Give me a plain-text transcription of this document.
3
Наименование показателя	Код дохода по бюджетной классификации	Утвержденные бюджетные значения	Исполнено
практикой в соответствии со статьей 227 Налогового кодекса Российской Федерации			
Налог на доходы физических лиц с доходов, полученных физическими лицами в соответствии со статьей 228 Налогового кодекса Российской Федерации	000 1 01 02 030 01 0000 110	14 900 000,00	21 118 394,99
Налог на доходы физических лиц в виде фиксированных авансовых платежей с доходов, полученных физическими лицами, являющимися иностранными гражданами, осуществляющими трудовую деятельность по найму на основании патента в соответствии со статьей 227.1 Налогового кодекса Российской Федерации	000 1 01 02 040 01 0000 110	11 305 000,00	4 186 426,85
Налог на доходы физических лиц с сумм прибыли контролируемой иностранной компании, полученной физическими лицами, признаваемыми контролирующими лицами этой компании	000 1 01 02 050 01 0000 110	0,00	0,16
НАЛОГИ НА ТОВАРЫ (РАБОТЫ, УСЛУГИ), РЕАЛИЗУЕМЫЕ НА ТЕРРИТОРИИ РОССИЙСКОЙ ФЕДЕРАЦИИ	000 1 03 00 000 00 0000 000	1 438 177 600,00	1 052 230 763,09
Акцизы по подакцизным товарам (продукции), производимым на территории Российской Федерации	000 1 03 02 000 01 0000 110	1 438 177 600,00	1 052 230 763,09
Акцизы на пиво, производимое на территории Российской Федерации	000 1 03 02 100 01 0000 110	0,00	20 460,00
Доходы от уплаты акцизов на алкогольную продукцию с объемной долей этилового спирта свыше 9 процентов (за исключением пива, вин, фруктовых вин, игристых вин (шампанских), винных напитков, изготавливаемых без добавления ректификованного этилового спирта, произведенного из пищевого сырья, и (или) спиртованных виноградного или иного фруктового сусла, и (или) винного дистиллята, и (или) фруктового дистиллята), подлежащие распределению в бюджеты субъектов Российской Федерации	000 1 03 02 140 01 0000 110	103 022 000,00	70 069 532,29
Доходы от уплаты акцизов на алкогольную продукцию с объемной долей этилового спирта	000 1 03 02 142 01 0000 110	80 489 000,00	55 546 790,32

• _GIVEN PROBLEM_:
Output nothing but the number of lines in the data containing the string "Акцизы".

• _ANSWER TO THIS EXERCISE_:
2